Exercise directions
Show all the lines in the data below that include the word "cells".

::: The data

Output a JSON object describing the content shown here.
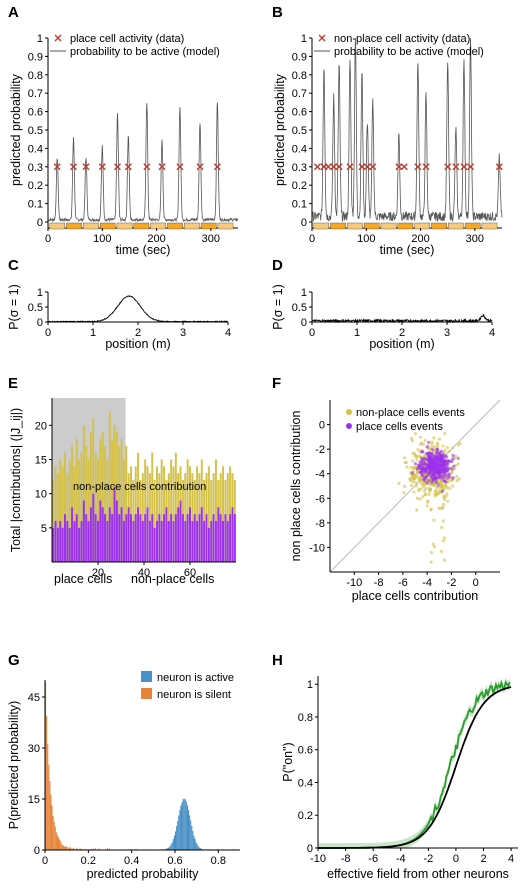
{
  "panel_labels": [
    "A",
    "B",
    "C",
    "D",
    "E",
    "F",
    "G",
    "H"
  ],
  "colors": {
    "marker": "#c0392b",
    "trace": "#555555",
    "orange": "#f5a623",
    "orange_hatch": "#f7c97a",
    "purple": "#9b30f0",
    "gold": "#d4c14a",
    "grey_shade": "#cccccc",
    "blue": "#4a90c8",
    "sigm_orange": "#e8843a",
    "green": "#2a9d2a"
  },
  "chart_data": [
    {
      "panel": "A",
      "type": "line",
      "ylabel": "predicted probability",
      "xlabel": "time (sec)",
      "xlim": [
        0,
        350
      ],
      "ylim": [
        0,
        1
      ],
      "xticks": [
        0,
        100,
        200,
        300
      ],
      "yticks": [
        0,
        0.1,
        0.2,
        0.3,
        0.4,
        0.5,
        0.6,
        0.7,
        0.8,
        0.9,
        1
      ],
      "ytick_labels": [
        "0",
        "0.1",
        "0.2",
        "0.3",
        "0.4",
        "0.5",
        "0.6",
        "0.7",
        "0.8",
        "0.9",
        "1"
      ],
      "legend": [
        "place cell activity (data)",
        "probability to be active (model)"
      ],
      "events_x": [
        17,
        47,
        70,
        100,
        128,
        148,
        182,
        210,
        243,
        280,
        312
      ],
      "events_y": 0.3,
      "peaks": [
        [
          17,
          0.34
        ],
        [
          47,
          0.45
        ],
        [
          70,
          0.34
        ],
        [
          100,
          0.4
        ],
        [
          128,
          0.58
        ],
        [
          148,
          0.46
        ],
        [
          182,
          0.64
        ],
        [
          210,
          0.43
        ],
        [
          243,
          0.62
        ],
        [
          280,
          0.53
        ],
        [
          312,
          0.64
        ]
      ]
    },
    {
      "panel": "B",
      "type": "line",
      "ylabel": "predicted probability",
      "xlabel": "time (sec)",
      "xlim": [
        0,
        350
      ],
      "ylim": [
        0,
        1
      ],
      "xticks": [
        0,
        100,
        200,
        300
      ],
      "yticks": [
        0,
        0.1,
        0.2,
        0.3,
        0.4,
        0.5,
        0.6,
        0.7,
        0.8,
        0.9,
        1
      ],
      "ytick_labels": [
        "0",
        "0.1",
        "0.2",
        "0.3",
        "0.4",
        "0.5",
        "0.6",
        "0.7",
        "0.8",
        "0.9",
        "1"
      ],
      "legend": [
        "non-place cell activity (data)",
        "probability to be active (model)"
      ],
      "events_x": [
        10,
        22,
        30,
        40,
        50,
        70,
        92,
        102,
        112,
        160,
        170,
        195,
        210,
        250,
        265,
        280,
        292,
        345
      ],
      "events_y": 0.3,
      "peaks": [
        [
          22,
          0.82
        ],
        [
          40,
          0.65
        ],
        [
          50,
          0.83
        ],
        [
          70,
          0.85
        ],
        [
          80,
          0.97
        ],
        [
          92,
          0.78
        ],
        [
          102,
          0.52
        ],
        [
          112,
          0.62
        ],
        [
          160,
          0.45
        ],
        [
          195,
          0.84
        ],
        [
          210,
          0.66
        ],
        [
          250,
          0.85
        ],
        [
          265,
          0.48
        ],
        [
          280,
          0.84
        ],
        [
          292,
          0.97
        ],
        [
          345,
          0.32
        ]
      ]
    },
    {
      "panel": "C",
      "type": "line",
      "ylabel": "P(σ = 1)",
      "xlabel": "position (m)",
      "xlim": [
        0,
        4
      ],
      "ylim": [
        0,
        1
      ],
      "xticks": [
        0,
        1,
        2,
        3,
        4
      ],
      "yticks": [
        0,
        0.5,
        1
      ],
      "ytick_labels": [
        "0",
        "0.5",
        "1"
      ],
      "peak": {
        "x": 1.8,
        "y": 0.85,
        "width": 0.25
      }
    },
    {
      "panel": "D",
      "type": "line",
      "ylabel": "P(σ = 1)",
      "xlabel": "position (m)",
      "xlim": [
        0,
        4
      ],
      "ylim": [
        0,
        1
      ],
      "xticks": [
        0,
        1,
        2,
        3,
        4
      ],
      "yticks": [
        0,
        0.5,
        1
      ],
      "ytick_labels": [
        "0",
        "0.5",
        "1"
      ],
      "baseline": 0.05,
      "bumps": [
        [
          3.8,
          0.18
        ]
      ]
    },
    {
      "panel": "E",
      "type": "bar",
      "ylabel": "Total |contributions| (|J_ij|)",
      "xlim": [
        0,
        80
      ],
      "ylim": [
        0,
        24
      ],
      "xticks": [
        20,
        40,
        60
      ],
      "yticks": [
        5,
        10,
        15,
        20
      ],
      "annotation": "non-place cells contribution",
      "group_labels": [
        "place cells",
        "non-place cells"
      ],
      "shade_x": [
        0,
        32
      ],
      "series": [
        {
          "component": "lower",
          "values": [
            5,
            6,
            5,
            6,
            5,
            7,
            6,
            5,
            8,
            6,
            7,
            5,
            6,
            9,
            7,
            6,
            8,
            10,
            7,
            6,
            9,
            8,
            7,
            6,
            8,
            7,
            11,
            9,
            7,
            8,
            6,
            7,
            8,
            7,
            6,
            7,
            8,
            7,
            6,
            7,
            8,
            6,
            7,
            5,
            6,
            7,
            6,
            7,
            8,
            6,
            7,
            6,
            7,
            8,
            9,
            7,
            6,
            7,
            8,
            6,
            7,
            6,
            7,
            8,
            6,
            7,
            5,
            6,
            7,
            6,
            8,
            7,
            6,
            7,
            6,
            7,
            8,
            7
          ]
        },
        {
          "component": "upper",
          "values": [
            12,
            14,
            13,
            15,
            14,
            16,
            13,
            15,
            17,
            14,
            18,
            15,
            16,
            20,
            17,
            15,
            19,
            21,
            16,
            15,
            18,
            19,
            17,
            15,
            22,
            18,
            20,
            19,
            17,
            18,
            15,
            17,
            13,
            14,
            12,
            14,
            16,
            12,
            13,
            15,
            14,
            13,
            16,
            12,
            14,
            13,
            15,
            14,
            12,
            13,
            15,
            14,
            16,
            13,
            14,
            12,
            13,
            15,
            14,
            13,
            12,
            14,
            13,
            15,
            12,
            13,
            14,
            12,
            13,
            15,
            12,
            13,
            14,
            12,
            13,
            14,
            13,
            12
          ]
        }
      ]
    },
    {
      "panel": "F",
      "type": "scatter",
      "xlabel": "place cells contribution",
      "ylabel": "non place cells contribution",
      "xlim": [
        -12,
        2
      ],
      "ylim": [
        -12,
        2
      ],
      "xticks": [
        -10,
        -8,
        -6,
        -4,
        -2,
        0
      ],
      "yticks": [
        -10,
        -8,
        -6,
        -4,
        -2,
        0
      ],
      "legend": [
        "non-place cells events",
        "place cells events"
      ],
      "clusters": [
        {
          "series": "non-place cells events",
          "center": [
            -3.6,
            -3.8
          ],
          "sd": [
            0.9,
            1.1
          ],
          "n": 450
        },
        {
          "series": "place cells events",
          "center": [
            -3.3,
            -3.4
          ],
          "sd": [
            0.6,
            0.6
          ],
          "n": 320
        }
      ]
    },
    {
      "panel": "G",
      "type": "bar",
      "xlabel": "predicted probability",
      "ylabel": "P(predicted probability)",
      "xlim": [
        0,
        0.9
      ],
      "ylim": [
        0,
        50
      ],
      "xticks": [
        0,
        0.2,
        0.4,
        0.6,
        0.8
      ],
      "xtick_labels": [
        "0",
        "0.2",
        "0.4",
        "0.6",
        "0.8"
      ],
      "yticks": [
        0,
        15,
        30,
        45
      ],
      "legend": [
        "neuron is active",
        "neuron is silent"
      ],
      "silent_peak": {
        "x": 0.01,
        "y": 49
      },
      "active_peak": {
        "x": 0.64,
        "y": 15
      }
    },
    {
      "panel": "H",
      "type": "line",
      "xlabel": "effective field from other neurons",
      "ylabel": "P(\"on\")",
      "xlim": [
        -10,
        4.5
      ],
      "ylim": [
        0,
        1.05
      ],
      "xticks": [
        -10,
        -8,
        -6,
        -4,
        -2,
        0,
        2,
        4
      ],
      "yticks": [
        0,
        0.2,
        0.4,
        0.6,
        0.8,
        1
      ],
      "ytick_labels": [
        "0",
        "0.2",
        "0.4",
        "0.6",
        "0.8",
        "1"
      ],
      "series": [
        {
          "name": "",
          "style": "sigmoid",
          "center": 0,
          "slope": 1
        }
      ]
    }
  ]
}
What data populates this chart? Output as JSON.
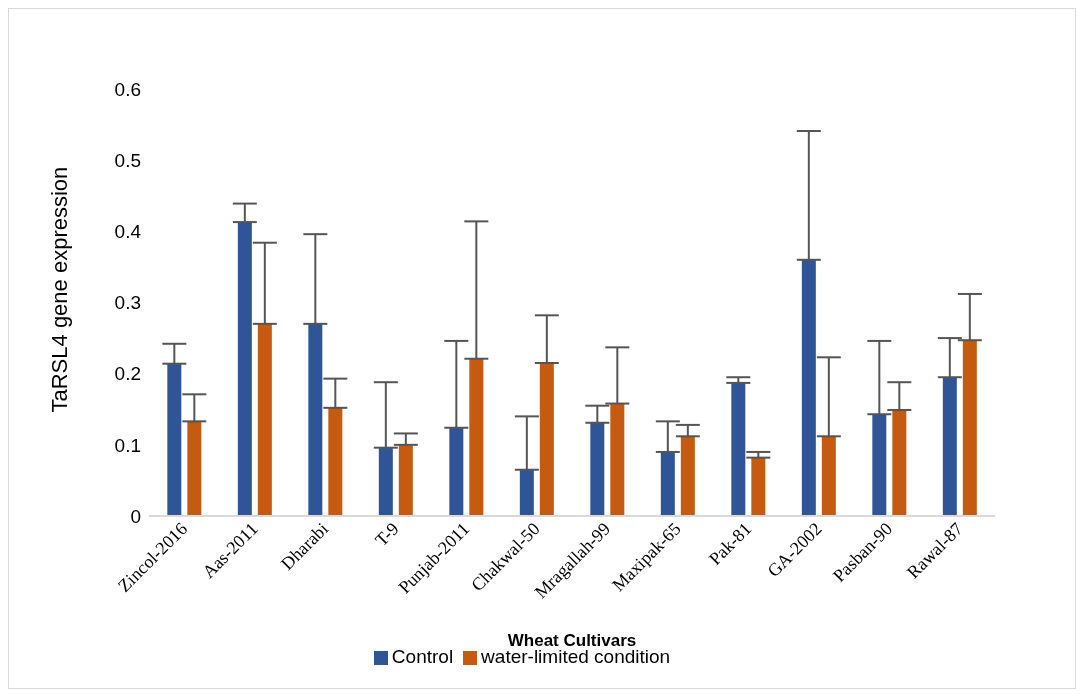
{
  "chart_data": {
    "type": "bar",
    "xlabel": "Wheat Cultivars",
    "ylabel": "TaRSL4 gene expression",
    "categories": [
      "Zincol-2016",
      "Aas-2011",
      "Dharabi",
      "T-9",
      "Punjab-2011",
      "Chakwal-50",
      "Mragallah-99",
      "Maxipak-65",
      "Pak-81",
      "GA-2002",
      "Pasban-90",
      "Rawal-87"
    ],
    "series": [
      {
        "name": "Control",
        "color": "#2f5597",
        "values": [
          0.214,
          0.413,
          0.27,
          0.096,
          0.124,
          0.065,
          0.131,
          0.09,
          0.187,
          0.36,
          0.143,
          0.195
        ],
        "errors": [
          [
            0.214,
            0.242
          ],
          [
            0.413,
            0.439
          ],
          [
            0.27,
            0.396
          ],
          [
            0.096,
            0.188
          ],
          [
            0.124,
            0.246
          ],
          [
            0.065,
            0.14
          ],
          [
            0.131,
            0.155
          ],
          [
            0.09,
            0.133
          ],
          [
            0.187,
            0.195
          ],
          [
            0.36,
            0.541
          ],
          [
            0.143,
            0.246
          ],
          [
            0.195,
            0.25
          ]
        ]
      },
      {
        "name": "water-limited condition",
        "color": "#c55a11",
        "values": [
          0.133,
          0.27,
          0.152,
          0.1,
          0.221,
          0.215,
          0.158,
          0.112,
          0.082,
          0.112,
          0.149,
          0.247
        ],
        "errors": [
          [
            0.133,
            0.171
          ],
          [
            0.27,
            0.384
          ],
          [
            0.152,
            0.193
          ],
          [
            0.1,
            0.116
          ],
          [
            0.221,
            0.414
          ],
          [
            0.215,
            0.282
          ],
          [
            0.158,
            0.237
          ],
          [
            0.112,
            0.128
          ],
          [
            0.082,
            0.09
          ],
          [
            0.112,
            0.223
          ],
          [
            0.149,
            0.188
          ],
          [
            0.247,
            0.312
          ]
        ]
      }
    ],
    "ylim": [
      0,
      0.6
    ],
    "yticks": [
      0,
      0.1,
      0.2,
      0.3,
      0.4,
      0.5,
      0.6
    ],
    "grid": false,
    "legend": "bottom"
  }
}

::::::

Result of this task
      "annotation": "non-place cells contribution",
        "place cells",
        "non-place cells"
      "xlabel": "place cells contribution",
      "ylabel": "non place cells contribution",
        "non-place cells events",
        "place cells events"
          "series": "non-place cells events",
          "series": "place cells events",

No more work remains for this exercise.